— start Text to read —

From this inconsistency, I developed the “New Chinese Etymology”, with three
results:
One, all Chinese written words (about
60,000 now) can be constructed with a set (220, a finite number) of root-words.
Two, the meaning of each and every Chinese
written word can be read out from it face (by decoding its composing radicals)
Three, the sound (pronunciation) of each
and every Chinese written word can be read out from it face too.
With the above
finding, I published {Chinese word Roots and Grammar; US copyrighted on May
5, 2006, TX 9-514-465}. This book was written in Chinese.
On January 16,
2008, I published {Chinese Etymology; US TX 6-917-909}. This book is a
textbook (in English) for foreigner (such as Americans) to learn Chinese via
this new system.
On May 24, 2012,
I published {Chinese Etymology Workbook One; with US TX 7-539-827}. This is a
workbook for the above textbook.

— end Text to read —
— start Stored rows —

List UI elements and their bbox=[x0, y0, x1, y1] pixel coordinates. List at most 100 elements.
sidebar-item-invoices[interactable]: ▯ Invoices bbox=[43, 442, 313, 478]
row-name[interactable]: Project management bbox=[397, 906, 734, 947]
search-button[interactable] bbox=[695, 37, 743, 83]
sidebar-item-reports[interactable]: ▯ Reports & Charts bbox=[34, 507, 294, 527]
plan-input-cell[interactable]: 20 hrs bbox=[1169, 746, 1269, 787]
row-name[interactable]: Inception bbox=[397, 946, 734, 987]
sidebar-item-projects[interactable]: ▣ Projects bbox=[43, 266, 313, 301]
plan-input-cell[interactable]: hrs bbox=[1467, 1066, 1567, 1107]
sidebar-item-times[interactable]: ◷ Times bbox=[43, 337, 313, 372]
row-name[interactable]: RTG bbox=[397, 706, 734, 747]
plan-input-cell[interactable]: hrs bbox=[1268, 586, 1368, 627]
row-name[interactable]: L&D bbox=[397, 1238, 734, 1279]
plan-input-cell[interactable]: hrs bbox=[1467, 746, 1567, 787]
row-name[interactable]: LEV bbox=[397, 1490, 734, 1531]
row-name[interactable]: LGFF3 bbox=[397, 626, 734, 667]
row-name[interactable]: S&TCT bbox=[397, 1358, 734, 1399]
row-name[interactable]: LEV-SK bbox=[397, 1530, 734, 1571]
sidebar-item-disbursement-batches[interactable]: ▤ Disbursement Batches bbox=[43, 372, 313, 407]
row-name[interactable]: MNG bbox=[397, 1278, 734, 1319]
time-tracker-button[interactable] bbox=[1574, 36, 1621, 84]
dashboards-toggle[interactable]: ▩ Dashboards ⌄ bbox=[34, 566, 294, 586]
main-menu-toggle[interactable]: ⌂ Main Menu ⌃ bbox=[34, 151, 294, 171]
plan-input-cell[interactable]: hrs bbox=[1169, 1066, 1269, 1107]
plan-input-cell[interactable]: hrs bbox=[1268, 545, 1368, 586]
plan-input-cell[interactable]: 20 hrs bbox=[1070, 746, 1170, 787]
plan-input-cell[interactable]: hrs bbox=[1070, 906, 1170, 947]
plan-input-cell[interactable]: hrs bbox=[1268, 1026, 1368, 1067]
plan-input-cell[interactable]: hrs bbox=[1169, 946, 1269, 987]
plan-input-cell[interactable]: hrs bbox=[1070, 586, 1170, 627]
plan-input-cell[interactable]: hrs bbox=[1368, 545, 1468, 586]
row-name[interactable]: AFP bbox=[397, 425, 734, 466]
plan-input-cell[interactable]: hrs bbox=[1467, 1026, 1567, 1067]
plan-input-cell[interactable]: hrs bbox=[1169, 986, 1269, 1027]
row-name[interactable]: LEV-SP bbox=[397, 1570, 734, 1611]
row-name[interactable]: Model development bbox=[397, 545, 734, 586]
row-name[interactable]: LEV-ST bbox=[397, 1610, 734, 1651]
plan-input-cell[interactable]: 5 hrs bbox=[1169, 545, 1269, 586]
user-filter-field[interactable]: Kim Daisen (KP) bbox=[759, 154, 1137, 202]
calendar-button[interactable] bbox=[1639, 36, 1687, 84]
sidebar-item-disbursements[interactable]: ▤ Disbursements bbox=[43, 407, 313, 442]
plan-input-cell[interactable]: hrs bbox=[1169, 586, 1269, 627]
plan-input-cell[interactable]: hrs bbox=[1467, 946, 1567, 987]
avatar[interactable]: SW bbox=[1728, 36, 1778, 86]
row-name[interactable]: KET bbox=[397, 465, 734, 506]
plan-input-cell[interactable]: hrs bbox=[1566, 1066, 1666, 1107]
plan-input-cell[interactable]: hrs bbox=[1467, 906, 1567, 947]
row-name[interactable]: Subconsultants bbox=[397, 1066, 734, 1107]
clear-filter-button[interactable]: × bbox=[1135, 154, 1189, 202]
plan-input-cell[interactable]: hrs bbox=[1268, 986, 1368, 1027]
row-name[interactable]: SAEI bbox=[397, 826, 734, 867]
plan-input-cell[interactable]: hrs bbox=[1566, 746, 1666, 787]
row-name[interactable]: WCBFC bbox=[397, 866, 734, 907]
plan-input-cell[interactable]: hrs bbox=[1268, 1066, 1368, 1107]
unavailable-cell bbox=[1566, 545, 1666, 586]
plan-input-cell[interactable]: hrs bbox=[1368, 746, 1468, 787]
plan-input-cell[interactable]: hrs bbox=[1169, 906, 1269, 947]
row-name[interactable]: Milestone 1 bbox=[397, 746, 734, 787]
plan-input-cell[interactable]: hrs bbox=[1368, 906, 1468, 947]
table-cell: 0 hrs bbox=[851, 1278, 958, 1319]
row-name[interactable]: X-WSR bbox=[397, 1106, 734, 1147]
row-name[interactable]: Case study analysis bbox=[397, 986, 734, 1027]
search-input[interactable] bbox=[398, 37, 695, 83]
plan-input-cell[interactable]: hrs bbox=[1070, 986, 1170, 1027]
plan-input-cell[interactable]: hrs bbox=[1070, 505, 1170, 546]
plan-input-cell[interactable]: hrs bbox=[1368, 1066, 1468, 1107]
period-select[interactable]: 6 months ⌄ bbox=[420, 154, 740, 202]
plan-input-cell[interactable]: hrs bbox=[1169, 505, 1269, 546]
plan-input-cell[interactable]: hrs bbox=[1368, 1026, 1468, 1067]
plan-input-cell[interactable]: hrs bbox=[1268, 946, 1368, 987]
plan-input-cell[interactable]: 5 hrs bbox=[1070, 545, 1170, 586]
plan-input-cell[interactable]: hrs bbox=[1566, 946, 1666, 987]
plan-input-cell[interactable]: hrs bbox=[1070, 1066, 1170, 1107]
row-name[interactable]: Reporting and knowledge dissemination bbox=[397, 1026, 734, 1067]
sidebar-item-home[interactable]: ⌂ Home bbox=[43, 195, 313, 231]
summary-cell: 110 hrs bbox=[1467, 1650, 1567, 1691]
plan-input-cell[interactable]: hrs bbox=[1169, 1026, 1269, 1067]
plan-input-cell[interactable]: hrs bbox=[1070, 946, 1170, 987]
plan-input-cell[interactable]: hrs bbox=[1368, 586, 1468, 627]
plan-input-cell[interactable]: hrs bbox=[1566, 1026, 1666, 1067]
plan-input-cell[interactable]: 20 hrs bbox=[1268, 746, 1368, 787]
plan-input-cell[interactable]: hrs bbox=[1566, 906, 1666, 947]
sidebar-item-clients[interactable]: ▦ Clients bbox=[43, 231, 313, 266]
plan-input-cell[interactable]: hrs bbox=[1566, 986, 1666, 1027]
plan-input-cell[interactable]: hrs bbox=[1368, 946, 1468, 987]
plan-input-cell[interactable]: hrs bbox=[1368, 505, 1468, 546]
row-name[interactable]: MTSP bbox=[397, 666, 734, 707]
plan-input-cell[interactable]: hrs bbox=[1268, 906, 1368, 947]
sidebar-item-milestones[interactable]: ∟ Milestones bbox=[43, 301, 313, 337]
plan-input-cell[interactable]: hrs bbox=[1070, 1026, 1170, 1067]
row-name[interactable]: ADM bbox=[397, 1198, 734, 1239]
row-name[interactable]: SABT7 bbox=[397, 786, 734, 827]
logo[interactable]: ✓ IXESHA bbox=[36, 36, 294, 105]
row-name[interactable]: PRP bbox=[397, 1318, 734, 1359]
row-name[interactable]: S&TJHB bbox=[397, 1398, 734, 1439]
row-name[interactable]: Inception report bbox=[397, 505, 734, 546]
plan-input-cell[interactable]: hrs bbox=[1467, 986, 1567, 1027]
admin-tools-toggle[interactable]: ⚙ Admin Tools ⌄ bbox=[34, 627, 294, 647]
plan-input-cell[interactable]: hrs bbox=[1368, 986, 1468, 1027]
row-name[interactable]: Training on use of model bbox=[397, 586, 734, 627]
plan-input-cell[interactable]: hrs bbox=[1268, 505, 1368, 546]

— end Stored rows —

**Problems:**
- a) Reproduce the Chinese etymology passage word for word, starting at "From this inconsistency, I" and ending at "written in Chinese.".
- b) Answer these questions using the Chinese etymology passage:
(i) How many root-words does the passage say can construct all Chinese written words?
(ii) On what date was {Chinese Etymology; US TX 6-917-909} published?
(iii) In which language was {Chinese word Roots and Grammar} written?
- c) Resume the Chinese etymology passage, writing on from its final sentence.
The rows come from a different source than the Chinese etymology passage.

**Exercise results:**
- a)
From this inconsistency, I developed the “New Chinese Etymology”, with three
results:
One, all Chinese written words (about
60,000 now) can be constructed with a set (220, a finite number) of root-words.
Two, the meaning of each and every Chinese
written word can be read out from it face (by decoding its composing radicals)
Three, the sound (pronunciation) of each
and every Chinese written word can be read out from it face too.
With the above
finding, I published {Chinese word Roots and Grammar; US copyrighted on May
5, 2006, TX 9-514-465}. This book was written in Chinese.

- b)
(i) 220
(ii) January 16, 2008
(iii) Chinese

- c)
It took me three
years (from 2002 to 2005) to read 2 dictionaries. It took me also 3 years (from
2005 to 2008) to write two books (one in Chinese and one in English) on this
new Chinese Etymology. In those years, I worked on Chinese Etymology every day
without thinking about anything else.
One day in September 2008, I made a statement: the
entire Chinese written language (one of the natural languages) can be encoded
with a set (in finite numbers) of radicals. Then, the lightning strikes: what
about my u-language laws of 1997?
Now, I have found a closed set of codes which can encode the
entire Chinese written language; that is, this set should be able to encode
all-natural languages in terms of my PB law 1 and theorem 0.
In addition to construct a u-language via my u-language
theorem (1997) + the new Chinese etymology (encoding the entire Chinese
language), I developed a u-language theoretically via the Martian Language
Thesis (MLT) -- Any human language can always establish a communication
with the Martian or Martian-like languages. Thus, the Martian Language Thesis
is the first principle for linguistics. It encompasses the following
attributes.
Permanent
confinement -- no language (Martian or otherwise) can escape from it.
Infinite
flexibility -- it can encompass any kind of language structure.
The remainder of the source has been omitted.